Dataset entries
****************************************
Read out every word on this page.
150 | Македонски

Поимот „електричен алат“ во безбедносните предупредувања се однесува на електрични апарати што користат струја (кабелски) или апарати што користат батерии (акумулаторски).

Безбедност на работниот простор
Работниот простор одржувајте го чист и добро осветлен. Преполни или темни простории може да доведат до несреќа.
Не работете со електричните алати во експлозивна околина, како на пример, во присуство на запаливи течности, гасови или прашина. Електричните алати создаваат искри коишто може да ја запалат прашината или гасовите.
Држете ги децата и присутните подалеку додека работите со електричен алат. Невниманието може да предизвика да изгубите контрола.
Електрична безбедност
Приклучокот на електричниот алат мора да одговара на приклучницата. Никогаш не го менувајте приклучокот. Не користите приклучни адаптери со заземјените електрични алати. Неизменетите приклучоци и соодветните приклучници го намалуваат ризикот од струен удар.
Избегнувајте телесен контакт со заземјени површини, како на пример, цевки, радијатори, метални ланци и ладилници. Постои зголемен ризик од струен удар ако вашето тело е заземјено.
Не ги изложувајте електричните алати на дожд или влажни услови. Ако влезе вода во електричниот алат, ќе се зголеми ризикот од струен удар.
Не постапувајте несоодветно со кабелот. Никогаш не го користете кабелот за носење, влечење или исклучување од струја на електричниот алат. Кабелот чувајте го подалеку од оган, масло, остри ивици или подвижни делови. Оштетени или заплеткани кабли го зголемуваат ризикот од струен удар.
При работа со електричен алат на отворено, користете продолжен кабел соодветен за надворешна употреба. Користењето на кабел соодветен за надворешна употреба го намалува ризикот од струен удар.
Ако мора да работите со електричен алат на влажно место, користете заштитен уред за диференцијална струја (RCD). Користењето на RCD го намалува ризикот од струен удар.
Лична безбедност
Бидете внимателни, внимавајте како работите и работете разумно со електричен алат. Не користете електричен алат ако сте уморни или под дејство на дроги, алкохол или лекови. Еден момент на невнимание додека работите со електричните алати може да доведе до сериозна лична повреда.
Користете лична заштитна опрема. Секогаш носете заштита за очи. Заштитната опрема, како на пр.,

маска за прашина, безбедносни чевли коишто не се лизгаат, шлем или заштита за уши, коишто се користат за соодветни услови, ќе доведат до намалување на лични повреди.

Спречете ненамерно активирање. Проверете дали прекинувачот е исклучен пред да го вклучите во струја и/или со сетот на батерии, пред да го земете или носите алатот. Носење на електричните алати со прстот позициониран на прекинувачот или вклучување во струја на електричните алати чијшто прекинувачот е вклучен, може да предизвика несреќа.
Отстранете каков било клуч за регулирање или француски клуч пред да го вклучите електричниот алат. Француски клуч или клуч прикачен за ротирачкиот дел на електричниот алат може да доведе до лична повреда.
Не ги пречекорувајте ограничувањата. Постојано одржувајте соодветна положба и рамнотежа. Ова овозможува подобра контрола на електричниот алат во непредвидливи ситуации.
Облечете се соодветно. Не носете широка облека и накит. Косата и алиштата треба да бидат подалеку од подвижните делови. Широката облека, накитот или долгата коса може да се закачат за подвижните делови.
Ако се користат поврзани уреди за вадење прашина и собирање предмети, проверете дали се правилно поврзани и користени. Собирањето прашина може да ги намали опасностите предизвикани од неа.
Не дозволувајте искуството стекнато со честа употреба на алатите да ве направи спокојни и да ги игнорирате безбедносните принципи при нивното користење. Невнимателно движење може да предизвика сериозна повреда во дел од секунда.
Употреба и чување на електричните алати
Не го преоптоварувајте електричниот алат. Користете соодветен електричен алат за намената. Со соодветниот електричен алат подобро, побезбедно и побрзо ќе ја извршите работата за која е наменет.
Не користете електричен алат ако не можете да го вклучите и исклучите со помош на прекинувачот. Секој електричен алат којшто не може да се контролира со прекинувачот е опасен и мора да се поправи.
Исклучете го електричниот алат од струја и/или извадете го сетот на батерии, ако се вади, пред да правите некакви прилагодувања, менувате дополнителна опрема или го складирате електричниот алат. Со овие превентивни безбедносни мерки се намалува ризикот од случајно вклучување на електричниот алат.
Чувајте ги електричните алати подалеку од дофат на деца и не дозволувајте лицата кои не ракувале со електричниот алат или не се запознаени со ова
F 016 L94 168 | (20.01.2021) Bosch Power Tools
****************************************
Required work >>
In the listing, find every line containing the word "струја" and list it.

Worked solution >>
Поимот „електричен алат“ во безбедносните предупредувања се однесува на електрични апарати што користат струја (кабелски) или апарати што користат батерии (акумулаторски).
Не постапувајте несоодветно со кабелот. Никогаш не го користете кабелот за носење, влечење или исклучување од струја на електричниот алат. Кабелот чувајте го подалеку од оган, масло, остри ивици или подвижни делови. Оштетени или заплеткани кабли го зголемуваат ризикот од струен удар.
Ако мора да работите со електричен алат на влажно место, користете заштитен уред за диференцијална струја (RCD). Користењето на RCD го намалува ризикот од струен удар.
Спречете ненамерно активирање. Проверете дали прекинувачот е исклучен пред да го вклучите во струја и/или со сетот на батерии, пред да го земете или носите алатот. Носење на електричните алати со прстот позициониран на прекинувачот или вклучување во струја на електричните алати чијшто прекинувачот е вклучен, може да предизвика несреќа.
Исклучете го електричниот алат од струја и/или извадете го сетот на батерии, ако се вади, пред да правите некакви прилагодувања, менувате дополнителна опрема или го складирате електричниот алат. Со овие превентивни безбедносни мерки се намалува ризикот од случајно вклучување на електричниот алат.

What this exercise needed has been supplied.